— start RECORDED DATA —

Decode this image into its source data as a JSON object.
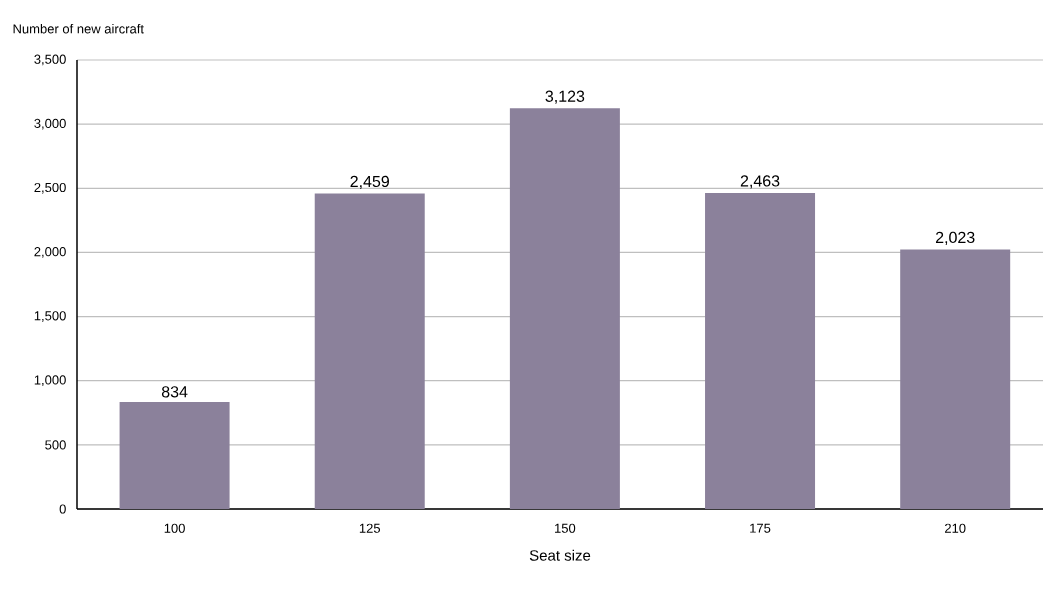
{
  "chart_data": {
    "type": "bar",
    "ylabel": "Number of new aircraft",
    "xlabel": "Seat size",
    "categories": [
      "100",
      "125",
      "150",
      "175",
      "210"
    ],
    "values": [
      834,
      2459,
      3123,
      2463,
      2023
    ],
    "value_labels": [
      "834",
      "2,459",
      "3,123",
      "2,463",
      "2,023"
    ],
    "color": "#8b819b",
    "ylim": [
      0,
      3500
    ],
    "yticks": [
      0,
      500,
      {
        "value": 1000,
        "label": "1,000"
      },
      {
        "value": 1500,
        "label": "1,500"
      },
      {
        "value": 2000,
        "label": "2,000"
      },
      {
        "value": 2500,
        "label": "2,500"
      },
      {
        "value": 3000,
        "label": "3,000"
      },
      {
        "value": 3500,
        "label": "3,500"
      }
    ],
    "grid": "y"
  }
}
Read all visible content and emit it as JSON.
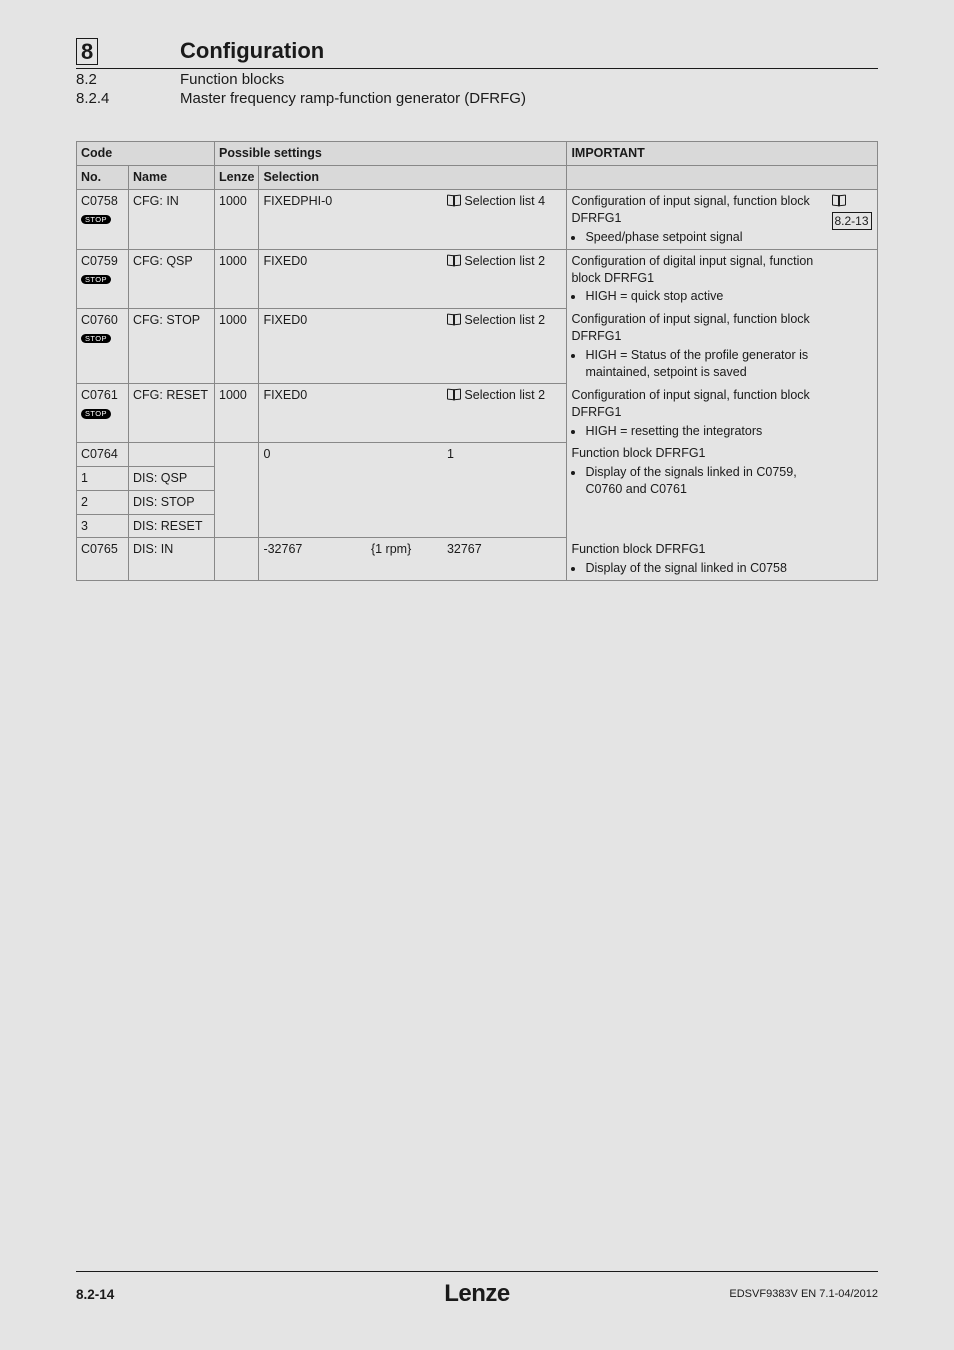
{
  "header": {
    "chapter_num": "8",
    "chapter_title": "Configuration",
    "sec_num": "8.2",
    "sec_title": "Function blocks",
    "subsec_num": "8.2.4",
    "subsec_title": "Master frequency ramp-function generator (DFRFG)"
  },
  "table": {
    "head": {
      "code": "Code",
      "possible": "Possible settings",
      "important": "IMPORTANT",
      "no": "No.",
      "name": "Name",
      "lenze": "Lenze",
      "selection": "Selection"
    },
    "badge": "STOP",
    "rows": {
      "r1": {
        "no": "C0758",
        "name": "CFG: IN",
        "lenze": "1000",
        "sel": "FIXEDPHI-0",
        "list": "Selection list 4",
        "imp1": "Configuration of input signal, function block DFRFG1",
        "imp_b1": "Speed/phase setpoint signal",
        "ref": "8.2-13"
      },
      "r2": {
        "no": "C0759",
        "name": "CFG: QSP",
        "lenze": "1000",
        "sel": "FIXED0",
        "list": "Selection list 2",
        "imp1": "Configuration of digital input signal, function block DFRFG1",
        "imp_b1": "HIGH = quick stop active"
      },
      "r3": {
        "no": "C0760",
        "name": "CFG: STOP",
        "lenze": "1000",
        "sel": "FIXED0",
        "list": "Selection list 2",
        "imp1": "Configuration of input signal, function block DFRFG1",
        "imp_b1": "HIGH = Status of the profile generator is maintained, setpoint is saved"
      },
      "r4": {
        "no": "C0761",
        "name": "CFG: RESET",
        "lenze": "1000",
        "sel": "FIXED0",
        "list": "Selection list 2",
        "imp1": "Configuration of input signal, function block DFRFG1",
        "imp_b1": "HIGH = resetting the integrators"
      },
      "r5": {
        "no": "C0764",
        "sub1_no": "1",
        "sub1_name": "DIS: QSP",
        "sub2_no": "2",
        "sub2_name": "DIS: STOP",
        "sub3_no": "3",
        "sub3_name": "DIS: RESET",
        "sel_lo": "0",
        "sel_hi": "1",
        "imp1": "Function block DFRFG1",
        "imp_b1": "Display of the signals linked in C0759, C0760 and C0761"
      },
      "r6": {
        "no": "C0765",
        "name": "DIS: IN",
        "sel_lo": "-32767",
        "unit": "{1 rpm}",
        "sel_hi": "32767",
        "imp1": "Function block DFRFG1",
        "imp_b1": "Display of the signal linked in C0758"
      }
    }
  },
  "footer": {
    "page": "8.2-14",
    "brand": "Lenze",
    "docid": "EDSVF9383V EN 7.1-04/2012"
  }
}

— end RECORDED DATA —

Repeat each entry exactly. Pictures do not belong in the copy.

■ ANSWER FOR THIS EXERCISE:
Decode this image into its source data as a JSON object.
{
  "chart_data": {
    "type": "bar",
    "ylabel": "Number of new aircraft",
    "xlabel": "Seat size",
    "categories": [
      "100",
      "125",
      "150",
      "175",
      "210"
    ],
    "values": [
      834,
      2459,
      3123,
      2463,
      2023
    ],
    "value_labels": [
      "834",
      "2,459",
      "3,123",
      "2,463",
      "2,023"
    ],
    "color": "#8b819b",
    "ylim": [
      0,
      3500
    ],
    "yticks": [
      0,
      500,
      {
        "value": 1000,
        "label": "1,000"
      },
      {
        "value": 1500,
        "label": "1,500"
      },
      {
        "value": 2000,
        "label": "2,000"
      },
      {
        "value": 2500,
        "label": "2,500"
      },
      {
        "value": 3000,
        "label": "3,000"
      },
      {
        "value": 3500,
        "label": "3,500"
      }
    ],
    "grid": "y"
  }
}
Read all visible content and emit it as JSON.
{
  "header": {
    "chapter_num": "8",
    "chapter_title": "Configuration",
    "sec_num": "8.2",
    "sec_title": "Function blocks",
    "subsec_num": "8.2.4",
    "subsec_title": "Master frequency ramp-function generator (DFRFG)"
  },
  "table": {
    "head": {
      "code": "Code",
      "possible": "Possible settings",
      "important": "IMPORTANT",
      "no": "No.",
      "name": "Name",
      "lenze": "Lenze",
      "selection": "Selection"
    },
    "badge": "STOP",
    "rows": {
      "r1": {
        "no": "C0758",
        "name": "CFG: IN",
        "lenze": "1000",
        "sel": "FIXEDPHI-0",
        "list": "Selection list 4",
        "imp1": "Configuration of input signal, function block DFRFG1",
        "imp_b1": "Speed/phase setpoint signal",
        "ref": "8.2-13"
      },
      "r2": {
        "no": "C0759",
        "name": "CFG: QSP",
        "lenze": "1000",
        "sel": "FIXED0",
        "list": "Selection list 2",
        "imp1": "Configuration of digital input signal, function block DFRFG1",
        "imp_b1": "HIGH = quick stop active"
      },
      "r3": {
        "no": "C0760",
        "name": "CFG: STOP",
        "lenze": "1000",
        "sel": "FIXED0",
        "list": "Selection list 2",
        "imp1": "Configuration of input signal, function block DFRFG1",
        "imp_b1": "HIGH = Status of the profile generator is maintained, setpoint is saved"
      },
      "r4": {
        "no": "C0761",
        "name": "CFG: RESET",
        "lenze": "1000",
        "sel": "FIXED0",
        "list": "Selection list 2",
        "imp1": "Configuration of input signal, function block DFRFG1",
        "imp_b1": "HIGH = resetting the integrators"
      },
      "r5": {
        "no": "C0764",
        "sub1_no": "1",
        "sub1_name": "DIS: QSP",
        "sub2_no": "2",
        "sub2_name": "DIS: STOP",
        "sub3_no": "3",
        "sub3_name": "DIS: RESET",
        "sel_lo": "0",
        "sel_hi": "1",
        "imp1": "Function block DFRFG1",
        "imp_b1": "Display of the signals linked in C0759, C0760 and C0761"
      },
      "r6": {
        "no": "C0765",
        "name": "DIS: IN",
        "sel_lo": "-32767",
        "unit": "{1 rpm}",
        "sel_hi": "32767",
        "imp1": "Function block DFRFG1",
        "imp_b1": "Display of the signal linked in C0758"
      }
    }
  },
  "footer": {
    "page": "8.2-14",
    "brand": "Lenze",
    "docid": "EDSVF9383V EN 7.1-04/2012"
  }
}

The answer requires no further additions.